*Tarea a resolver*.
Copia estas filas sin cambiar nada.

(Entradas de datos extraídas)
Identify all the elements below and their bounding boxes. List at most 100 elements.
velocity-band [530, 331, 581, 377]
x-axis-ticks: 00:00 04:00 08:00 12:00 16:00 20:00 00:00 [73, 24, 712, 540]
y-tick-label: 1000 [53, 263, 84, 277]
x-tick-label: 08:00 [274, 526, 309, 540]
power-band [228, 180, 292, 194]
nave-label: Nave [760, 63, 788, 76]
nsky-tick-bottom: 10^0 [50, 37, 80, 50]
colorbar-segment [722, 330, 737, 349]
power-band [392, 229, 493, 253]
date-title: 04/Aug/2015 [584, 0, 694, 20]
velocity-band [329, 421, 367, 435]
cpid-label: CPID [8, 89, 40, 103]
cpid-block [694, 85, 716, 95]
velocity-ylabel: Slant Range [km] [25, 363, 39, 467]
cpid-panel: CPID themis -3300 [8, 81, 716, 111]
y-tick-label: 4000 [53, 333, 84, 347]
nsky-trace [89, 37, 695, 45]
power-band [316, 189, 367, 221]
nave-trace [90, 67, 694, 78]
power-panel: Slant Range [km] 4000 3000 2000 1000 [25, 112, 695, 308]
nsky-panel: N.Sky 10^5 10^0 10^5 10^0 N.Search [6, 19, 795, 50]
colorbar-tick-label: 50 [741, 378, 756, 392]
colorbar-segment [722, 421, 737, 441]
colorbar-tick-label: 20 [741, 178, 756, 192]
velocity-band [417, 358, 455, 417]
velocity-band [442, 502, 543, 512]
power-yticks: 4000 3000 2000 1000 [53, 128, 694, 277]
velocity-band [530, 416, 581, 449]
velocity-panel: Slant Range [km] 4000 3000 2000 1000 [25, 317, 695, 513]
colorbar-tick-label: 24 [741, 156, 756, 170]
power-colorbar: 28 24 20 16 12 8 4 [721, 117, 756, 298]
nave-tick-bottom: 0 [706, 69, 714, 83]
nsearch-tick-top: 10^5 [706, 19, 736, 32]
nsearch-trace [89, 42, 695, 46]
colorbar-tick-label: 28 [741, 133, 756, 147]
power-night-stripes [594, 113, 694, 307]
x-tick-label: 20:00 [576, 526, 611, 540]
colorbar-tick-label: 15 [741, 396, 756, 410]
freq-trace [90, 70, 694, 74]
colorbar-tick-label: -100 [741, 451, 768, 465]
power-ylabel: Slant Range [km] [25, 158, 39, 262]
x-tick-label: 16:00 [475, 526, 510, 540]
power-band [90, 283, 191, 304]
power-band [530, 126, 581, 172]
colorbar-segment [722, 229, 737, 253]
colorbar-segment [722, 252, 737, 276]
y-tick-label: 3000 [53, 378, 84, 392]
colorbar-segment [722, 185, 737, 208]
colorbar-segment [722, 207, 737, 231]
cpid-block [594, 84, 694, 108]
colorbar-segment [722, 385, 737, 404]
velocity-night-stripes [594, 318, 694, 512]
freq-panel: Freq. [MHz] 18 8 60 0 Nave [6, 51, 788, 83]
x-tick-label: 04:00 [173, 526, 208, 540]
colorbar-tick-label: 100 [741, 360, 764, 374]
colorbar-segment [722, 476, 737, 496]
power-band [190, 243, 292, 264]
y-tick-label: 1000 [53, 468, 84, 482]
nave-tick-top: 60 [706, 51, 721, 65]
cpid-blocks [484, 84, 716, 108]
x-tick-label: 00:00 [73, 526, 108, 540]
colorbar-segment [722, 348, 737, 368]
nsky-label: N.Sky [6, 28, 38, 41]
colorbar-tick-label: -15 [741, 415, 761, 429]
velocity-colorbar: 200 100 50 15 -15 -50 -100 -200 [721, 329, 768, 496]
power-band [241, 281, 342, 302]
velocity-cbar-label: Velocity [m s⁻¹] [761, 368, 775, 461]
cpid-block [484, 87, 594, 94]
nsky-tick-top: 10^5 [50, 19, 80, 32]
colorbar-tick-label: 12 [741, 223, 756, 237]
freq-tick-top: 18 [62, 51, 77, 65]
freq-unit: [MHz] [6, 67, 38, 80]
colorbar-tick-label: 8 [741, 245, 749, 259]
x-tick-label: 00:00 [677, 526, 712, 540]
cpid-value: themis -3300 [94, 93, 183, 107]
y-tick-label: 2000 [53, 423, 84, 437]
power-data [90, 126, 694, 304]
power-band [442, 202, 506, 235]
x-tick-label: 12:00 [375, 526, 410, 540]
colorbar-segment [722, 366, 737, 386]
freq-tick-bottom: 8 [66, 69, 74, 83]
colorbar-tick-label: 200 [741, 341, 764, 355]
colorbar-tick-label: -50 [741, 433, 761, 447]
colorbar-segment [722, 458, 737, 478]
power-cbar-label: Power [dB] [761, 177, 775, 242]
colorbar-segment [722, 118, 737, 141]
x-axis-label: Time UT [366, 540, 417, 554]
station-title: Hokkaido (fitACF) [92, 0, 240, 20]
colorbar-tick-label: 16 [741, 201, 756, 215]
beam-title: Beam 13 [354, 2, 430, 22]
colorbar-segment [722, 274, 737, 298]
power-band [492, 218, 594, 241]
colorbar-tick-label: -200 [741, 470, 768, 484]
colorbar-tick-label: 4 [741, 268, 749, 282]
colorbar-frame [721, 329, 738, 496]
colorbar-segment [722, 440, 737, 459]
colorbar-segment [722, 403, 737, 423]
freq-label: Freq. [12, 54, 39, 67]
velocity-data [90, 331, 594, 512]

*Resultado esperado*.
Identify all the elements below and their bounding boxes. List at most 100 elements.
velocity-band [530, 331, 581, 377]
x-axis-ticks: 00:00 04:00 08:00 12:00 16:00 20:00 00:00 [73, 24, 712, 540]
y-tick-label: 1000 [53, 263, 84, 277]
x-tick-label: 08:00 [274, 526, 309, 540]
power-band [228, 180, 292, 194]
nave-label: Nave [760, 63, 788, 76]
nsky-tick-bottom: 10^0 [50, 37, 80, 50]
colorbar-segment [722, 330, 737, 349]
power-band [392, 229, 493, 253]
date-title: 04/Aug/2015 [584, 0, 694, 20]
velocity-band [329, 421, 367, 435]
cpid-label: CPID [8, 89, 40, 103]
cpid-block [694, 85, 716, 95]
velocity-ylabel: Slant Range [km] [25, 363, 39, 467]
cpid-panel: CPID themis -3300 [8, 81, 716, 111]
y-tick-label: 4000 [53, 333, 84, 347]
nsky-trace [89, 37, 695, 45]
power-band [316, 189, 367, 221]
nave-trace [90, 67, 694, 78]
power-panel: Slant Range [km] 4000 3000 2000 1000 [25, 112, 695, 308]
nsky-panel: N.Sky 10^5 10^0 10^5 10^0 N.Search [6, 19, 795, 50]
colorbar-tick-label: 50 [741, 378, 756, 392]
colorbar-segment [722, 421, 737, 441]
colorbar-tick-label: 20 [741, 178, 756, 192]
velocity-band [417, 358, 455, 417]
velocity-band [442, 502, 543, 512]
power-yticks: 4000 3000 2000 1000 [53, 128, 694, 277]
velocity-band [530, 416, 581, 449]
velocity-panel: Slant Range [km] 4000 3000 2000 1000 [25, 317, 695, 513]
colorbar-tick-label: 24 [741, 156, 756, 170]
power-colorbar: 28 24 20 16 12 8 4 [721, 117, 756, 298]
nave-tick-bottom: 0 [706, 69, 714, 83]
nsearch-tick-top: 10^5 [706, 19, 736, 32]
nsearch-trace [89, 42, 695, 46]
colorbar-tick-label: 28 [741, 133, 756, 147]
power-night-stripes [594, 113, 694, 307]
x-tick-label: 20:00 [576, 526, 611, 540]
colorbar-tick-label: 15 [741, 396, 756, 410]
freq-trace [90, 70, 694, 74]
colorbar-tick-label: -100 [741, 451, 768, 465]
power-ylabel: Slant Range [km] [25, 158, 39, 262]
x-tick-label: 16:00 [475, 526, 510, 540]
power-band [90, 283, 191, 304]
power-band [530, 126, 581, 172]
colorbar-segment [722, 229, 737, 253]
colorbar-segment [722, 252, 737, 276]
y-tick-label: 3000 [53, 378, 84, 392]
colorbar-segment [722, 185, 737, 208]
colorbar-segment [722, 207, 737, 231]
cpid-block [594, 84, 694, 108]
colorbar-segment [722, 385, 737, 404]
velocity-night-stripes [594, 318, 694, 512]
freq-panel: Freq. [MHz] 18 8 60 0 Nave [6, 51, 788, 83]
x-tick-label: 04:00 [173, 526, 208, 540]
colorbar-tick-label: 100 [741, 360, 764, 374]
colorbar-segment [722, 476, 737, 496]
power-band [190, 243, 292, 264]
y-tick-label: 1000 [53, 468, 84, 482]
nave-tick-top: 60 [706, 51, 721, 65]
cpid-blocks [484, 84, 716, 108]
x-tick-label: 00:00 [73, 526, 108, 540]
colorbar-segment [722, 348, 737, 368]
nsky-label: N.Sky [6, 28, 38, 41]
colorbar-tick-label: -15 [741, 415, 761, 429]
velocity-colorbar: 200 100 50 15 -15 -50 -100 -200 [721, 329, 768, 496]
power-band [241, 281, 342, 302]
velocity-cbar-label: Velocity [m s⁻¹] [761, 368, 775, 461]
cpid-block [484, 87, 594, 94]
nsky-tick-top: 10^5 [50, 19, 80, 32]
colorbar-tick-label: 12 [741, 223, 756, 237]
freq-tick-top: 18 [62, 51, 77, 65]
freq-unit: [MHz] [6, 67, 38, 80]
colorbar-tick-label: 8 [741, 245, 749, 259]
x-tick-label: 00:00 [677, 526, 712, 540]
cpid-value: themis -3300 [94, 93, 183, 107]
y-tick-label: 2000 [53, 423, 84, 437]
power-data [90, 126, 694, 304]
power-band [442, 202, 506, 235]
x-tick-label: 12:00 [375, 526, 410, 540]
colorbar-segment [722, 366, 737, 386]
freq-tick-bottom: 8 [66, 69, 74, 83]
colorbar-tick-label: 200 [741, 341, 764, 355]
colorbar-tick-label: -50 [741, 433, 761, 447]
colorbar-segment [722, 458, 737, 478]
power-cbar-label: Power [dB] [761, 177, 775, 242]
colorbar-segment [722, 118, 737, 141]
x-axis-label: Time UT [366, 540, 417, 554]
station-title: Hokkaido (fitACF) [92, 0, 240, 20]
colorbar-tick-label: 16 [741, 201, 756, 215]
beam-title: Beam 13 [354, 2, 430, 22]
colorbar-segment [722, 274, 737, 298]
power-band [492, 218, 594, 241]
colorbar-tick-label: -200 [741, 470, 768, 484]
colorbar-tick-label: 4 [741, 268, 749, 282]
colorbar-frame [721, 329, 738, 496]
colorbar-segment [722, 440, 737, 459]
colorbar-segment [722, 403, 737, 423]
freq-label: Freq. [12, 54, 39, 67]
velocity-data [90, 331, 594, 512]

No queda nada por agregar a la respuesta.